To be done: Please give the entries again in full and exactly, without any picture.

Source data:

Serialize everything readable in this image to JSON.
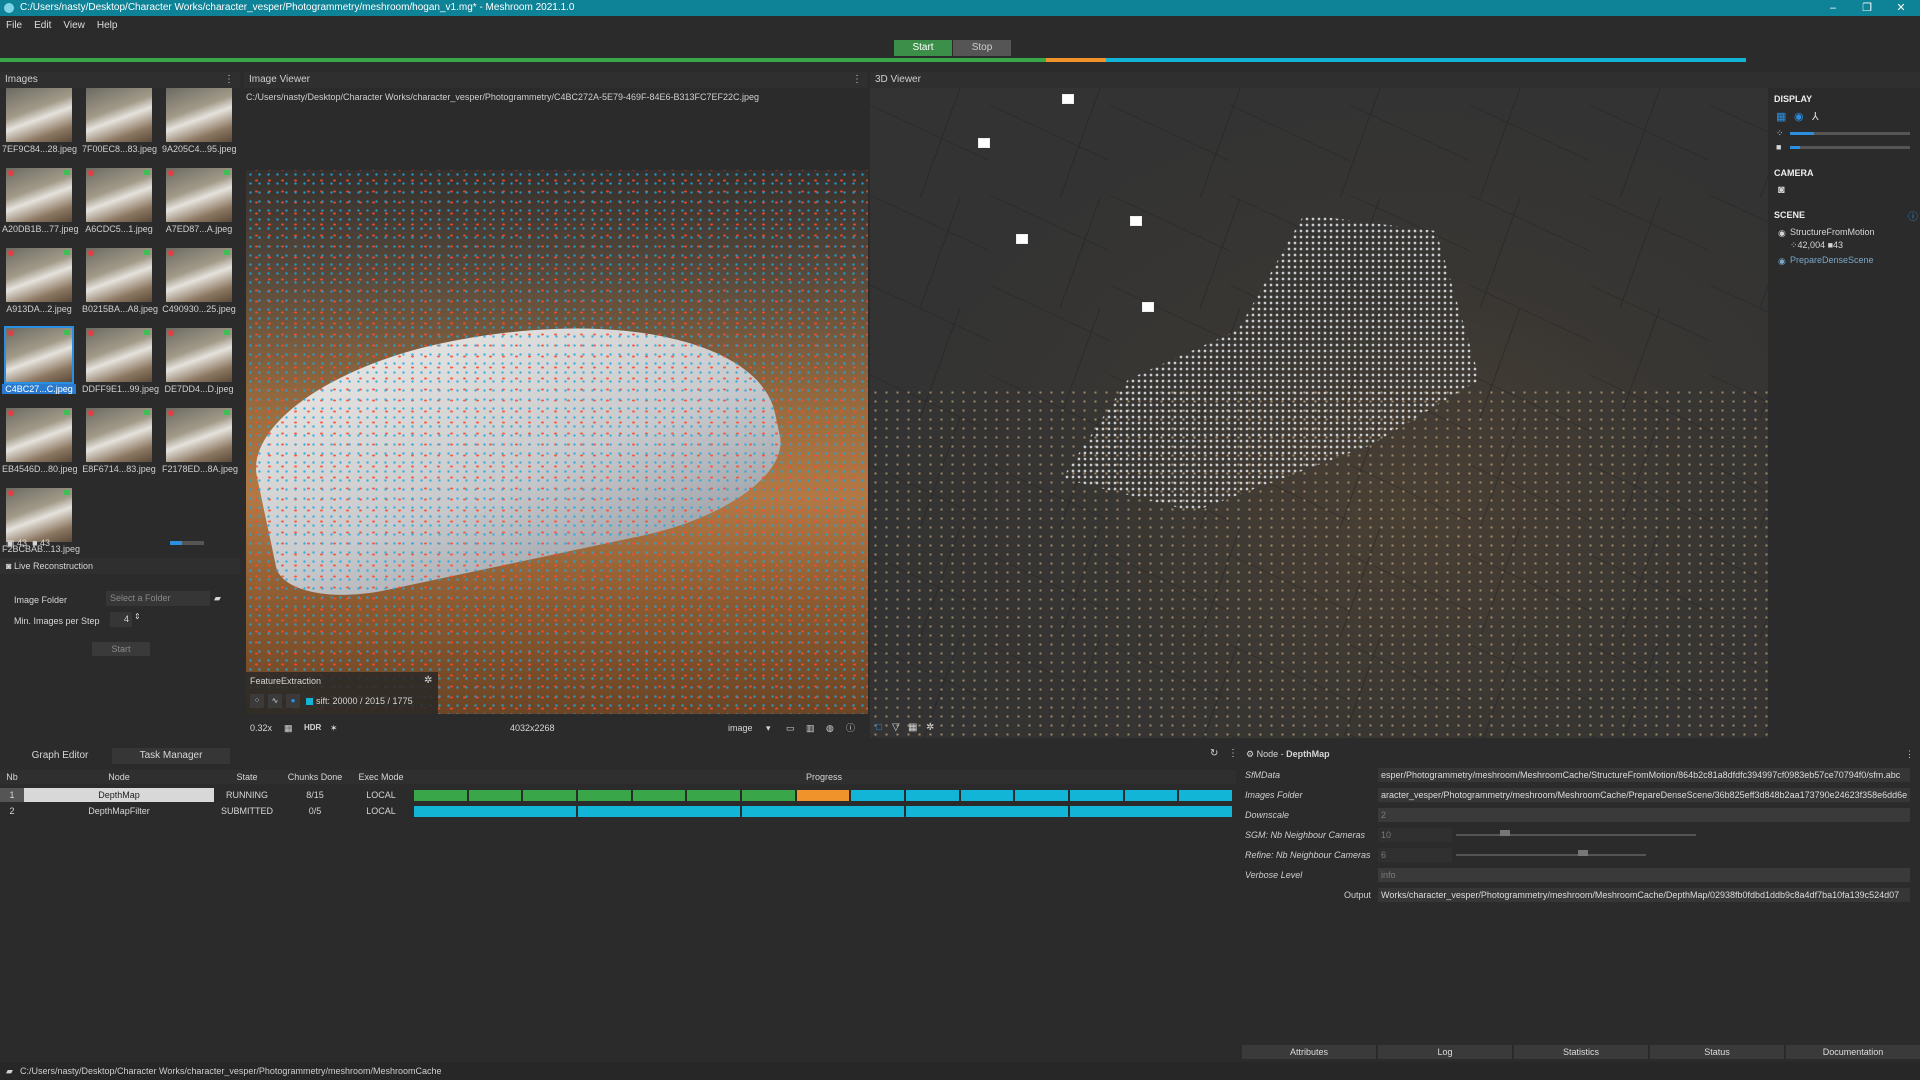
{
  "window": {
    "title": "C:/Users/nasty/Desktop/Character Works/character_vesper/Photogrammetry/meshroom/hogan_v1.mg* - Meshroom 2021.1.0"
  },
  "menu": [
    "File",
    "Edit",
    "View",
    "Help"
  ],
  "toolbar": {
    "start_label": "Start",
    "stop_label": "Stop"
  },
  "images_panel": {
    "title": "Images",
    "thumbnails": [
      "7EF9C84...28.jpeg",
      "7F00EC8...83.jpeg",
      "9A205C4...95.jpeg",
      "A20DB1B...77.jpeg",
      "A6CDC5...1.jpeg",
      "A7ED87...A.jpeg",
      "A913DA...2.jpeg",
      "B0215BA...A8.jpeg",
      "C490930...25.jpeg",
      "C4BC27...C.jpeg",
      "DDFF9E1...99.jpeg",
      "DE7DD4...D.jpeg",
      "EB4546D...80.jpeg",
      "E8F6714...83.jpeg",
      "F2178ED...8A.jpeg",
      "F2BCBAB...13.jpeg"
    ],
    "image_count": "43",
    "camera_count": "43",
    "live_reconstruction_label": "Live Reconstruction",
    "image_folder_label": "Image Folder",
    "image_folder_placeholder": "Select a Folder",
    "min_images_label": "Min. Images per Step",
    "min_images_value": "4",
    "start_label": "Start"
  },
  "image_viewer": {
    "title": "Image Viewer",
    "path": "C:/Users/nasty/Desktop/Character Works/character_vesper/Photogrammetry/C4BC272A-5E79-469F-84E6-B313FC7EF22C.jpeg",
    "overlay_title": "FeatureExtraction",
    "features_text": "sift: 20000 / 2015 / 1775",
    "zoom": "0.32x",
    "hdr_label": "HDR",
    "resolution": "4032x2268",
    "mode": "image"
  },
  "viewer3d": {
    "title": "3D Viewer",
    "display_label": "DISPLAY",
    "camera_label": "CAMERA",
    "scene_label": "SCENE",
    "scene_item_1": "StructureFromMotion",
    "scene_item_1_points": "42,004",
    "scene_item_1_cams": "43",
    "scene_item_2": "PrepareDenseScene"
  },
  "bottom_tabs": {
    "graph_editor": "Graph Editor",
    "task_manager": "Task Manager"
  },
  "task_table": {
    "headers": [
      "Nb",
      "Node",
      "State",
      "Chunks Done",
      "Exec Mode",
      "Progress"
    ],
    "rows": [
      {
        "nb": "1",
        "node": "DepthMap",
        "state": "RUNNING",
        "chunks": "8/15",
        "mode": "LOCAL"
      },
      {
        "nb": "2",
        "node": "DepthMapFilter",
        "state": "SUBMITTED",
        "chunks": "0/5",
        "mode": "LOCAL"
      }
    ],
    "colors": {
      "done": "#3aa64a",
      "running": "#f0932b",
      "submitted": "#12b5d6"
    }
  },
  "node_panel": {
    "title_prefix": "Node - ",
    "title": "DepthMap",
    "attributes": [
      {
        "label": "SfMData",
        "value": "esper/Photogrammetry/meshroom/MeshroomCache/StructureFromMotion/864b2c81a8dfdfc394997cf0983eb57ce70794f0/sfm.abc"
      },
      {
        "label": "Images Folder",
        "value": "aracter_vesper/Photogrammetry/meshroom/MeshroomCache/PrepareDenseScene/36b825eff3d848b2aa173790e24623f358e6dd6e"
      },
      {
        "label": "Downscale",
        "value": "2"
      },
      {
        "label": "SGM: Nb Neighbour Cameras",
        "value": "10"
      },
      {
        "label": "Refine: Nb Neighbour Cameras",
        "value": "6"
      },
      {
        "label": "Verbose Level",
        "value": "info"
      },
      {
        "label": "Output",
        "value": "Works/character_vesper/Photogrammetry/meshroom/MeshroomCache/DepthMap/02938fb0fdbd1ddb9c8a4df7ba10fa139c524d07"
      }
    ],
    "tabs": [
      "Attributes",
      "Log",
      "Statistics",
      "Status",
      "Documentation"
    ]
  },
  "status_bar": {
    "path": "C:/Users/nasty/Desktop/Character Works/character_vesper/Photogrammetry/meshroom/MeshroomCache"
  },
  "colors": {
    "accent": "#0e8296",
    "selection": "#2a7bcf",
    "green": "#3aa64a"
  }
}
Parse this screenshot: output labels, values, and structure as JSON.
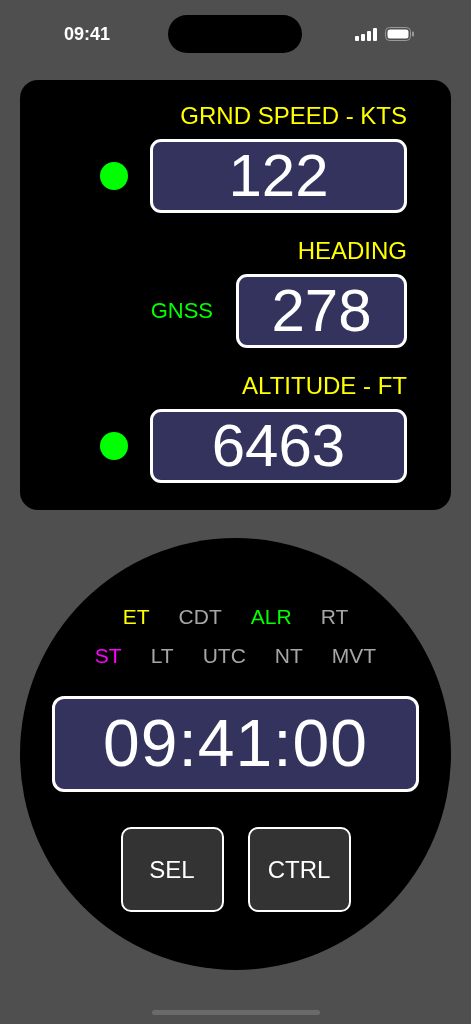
{
  "status_bar": {
    "time": "09:41"
  },
  "readouts": [
    {
      "label": "GRND SPEED - KTS",
      "value": "122",
      "indicator": {
        "kind": "dot",
        "color": "#00ff00"
      }
    },
    {
      "label": "HEADING",
      "value": "278",
      "indicator": {
        "kind": "source",
        "text": "GNSS"
      }
    },
    {
      "label": "ALTITUDE - FT",
      "value": "6463",
      "indicator": {
        "kind": "dot",
        "color": "#00ff00"
      }
    }
  ],
  "clock": {
    "modes": [
      [
        {
          "label": "ET",
          "color": "#ffff00"
        },
        {
          "label": "CDT",
          "color": "#a6a6a6"
        },
        {
          "label": "ALR",
          "color": "#00ff00"
        },
        {
          "label": "RT",
          "color": "#a6a6a6"
        }
      ],
      [
        {
          "label": "ST",
          "color": "#ff00ff"
        },
        {
          "label": "LT",
          "color": "#a6a6a6"
        },
        {
          "label": "UTC",
          "color": "#a6a6a6"
        },
        {
          "label": "NT",
          "color": "#a6a6a6"
        },
        {
          "label": "MVT",
          "color": "#a6a6a6"
        }
      ]
    ],
    "time": "09:41:00",
    "buttons": [
      "SEL",
      "CTRL"
    ]
  }
}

Answer in full:
Serialize everything readable in this image to JSON.
{
  "window": {
    "title": "C:/Users/nasty/Desktop/Character Works/character_vesper/Photogrammetry/meshroom/hogan_v1.mg* - Meshroom 2021.1.0"
  },
  "menu": [
    "File",
    "Edit",
    "View",
    "Help"
  ],
  "toolbar": {
    "start_label": "Start",
    "stop_label": "Stop"
  },
  "images_panel": {
    "title": "Images",
    "thumbnails": [
      "7EF9C84...28.jpeg",
      "7F00EC8...83.jpeg",
      "9A205C4...95.jpeg",
      "A20DB1B...77.jpeg",
      "A6CDC5...1.jpeg",
      "A7ED87...A.jpeg",
      "A913DA...2.jpeg",
      "B0215BA...A8.jpeg",
      "C490930...25.jpeg",
      "C4BC27...C.jpeg",
      "DDFF9E1...99.jpeg",
      "DE7DD4...D.jpeg",
      "EB4546D...80.jpeg",
      "E8F6714...83.jpeg",
      "F2178ED...8A.jpeg",
      "F2BCBAB...13.jpeg"
    ],
    "image_count": "43",
    "camera_count": "43",
    "live_reconstruction_label": "Live Reconstruction",
    "image_folder_label": "Image Folder",
    "image_folder_placeholder": "Select a Folder",
    "min_images_label": "Min. Images per Step",
    "min_images_value": "4",
    "start_label": "Start"
  },
  "image_viewer": {
    "title": "Image Viewer",
    "path": "C:/Users/nasty/Desktop/Character Works/character_vesper/Photogrammetry/C4BC272A-5E79-469F-84E6-B313FC7EF22C.jpeg",
    "overlay_title": "FeatureExtraction",
    "features_text": "sift: 20000 / 2015 / 1775",
    "zoom": "0.32x",
    "hdr_label": "HDR",
    "resolution": "4032x2268",
    "mode": "image"
  },
  "viewer3d": {
    "title": "3D Viewer",
    "display_label": "DISPLAY",
    "camera_label": "CAMERA",
    "scene_label": "SCENE",
    "scene_item_1": "StructureFromMotion",
    "scene_item_1_points": "42,004",
    "scene_item_1_cams": "43",
    "scene_item_2": "PrepareDenseScene"
  },
  "bottom_tabs": {
    "graph_editor": "Graph Editor",
    "task_manager": "Task Manager"
  },
  "task_table": {
    "headers": [
      "Nb",
      "Node",
      "State",
      "Chunks Done",
      "Exec Mode",
      "Progress"
    ],
    "rows": [
      {
        "nb": "1",
        "node": "DepthMap",
        "state": "RUNNING",
        "chunks": "8/15",
        "mode": "LOCAL"
      },
      {
        "nb": "2",
        "node": "DepthMapFilter",
        "state": "SUBMITTED",
        "chunks": "0/5",
        "mode": "LOCAL"
      }
    ],
    "colors": {
      "done": "#3aa64a",
      "running": "#f0932b",
      "submitted": "#12b5d6"
    }
  },
  "node_panel": {
    "title_prefix": "Node - ",
    "title": "DepthMap",
    "attributes": [
      {
        "label": "SfMData",
        "value": "esper/Photogrammetry/meshroom/MeshroomCache/StructureFromMotion/864b2c81a8dfdfc394997cf0983eb57ce70794f0/sfm.abc"
      },
      {
        "label": "Images Folder",
        "value": "aracter_vesper/Photogrammetry/meshroom/MeshroomCache/PrepareDenseScene/36b825eff3d848b2aa173790e24623f358e6dd6e"
      },
      {
        "label": "Downscale",
        "value": "2"
      },
      {
        "label": "SGM: Nb Neighbour Cameras",
        "value": "10"
      },
      {
        "label": "Refine: Nb Neighbour Cameras",
        "value": "6"
      },
      {
        "label": "Verbose Level",
        "value": "info"
      },
      {
        "label": "Output",
        "value": "Works/character_vesper/Photogrammetry/meshroom/MeshroomCache/DepthMap/02938fb0fdbd1ddb9c8a4df7ba10fa139c524d07"
      }
    ],
    "tabs": [
      "Attributes",
      "Log",
      "Statistics",
      "Status",
      "Documentation"
    ]
  },
  "status_bar": {
    "path": "C:/Users/nasty/Desktop/Character Works/character_vesper/Photogrammetry/meshroom/MeshroomCache"
  },
  "colors": {
    "accent": "#0e8296",
    "selection": "#2a7bcf",
    "green": "#3aa64a"
  }
}
Parse this screenshot: output labels, values, and structure as JSON.
{
  "status_bar": {
    "time": "09:41"
  },
  "readouts": [
    {
      "label": "GRND SPEED - KTS",
      "value": "122",
      "indicator": {
        "kind": "dot",
        "color": "#00ff00"
      }
    },
    {
      "label": "HEADING",
      "value": "278",
      "indicator": {
        "kind": "source",
        "text": "GNSS"
      }
    },
    {
      "label": "ALTITUDE - FT",
      "value": "6463",
      "indicator": {
        "kind": "dot",
        "color": "#00ff00"
      }
    }
  ],
  "clock": {
    "modes": [
      [
        {
          "label": "ET",
          "color": "#ffff00"
        },
        {
          "label": "CDT",
          "color": "#a6a6a6"
        },
        {
          "label": "ALR",
          "color": "#00ff00"
        },
        {
          "label": "RT",
          "color": "#a6a6a6"
        }
      ],
      [
        {
          "label": "ST",
          "color": "#ff00ff"
        },
        {
          "label": "LT",
          "color": "#a6a6a6"
        },
        {
          "label": "UTC",
          "color": "#a6a6a6"
        },
        {
          "label": "NT",
          "color": "#a6a6a6"
        },
        {
          "label": "MVT",
          "color": "#a6a6a6"
        }
      ]
    ],
    "time": "09:41:00",
    "buttons": [
      "SEL",
      "CTRL"
    ]
  }
}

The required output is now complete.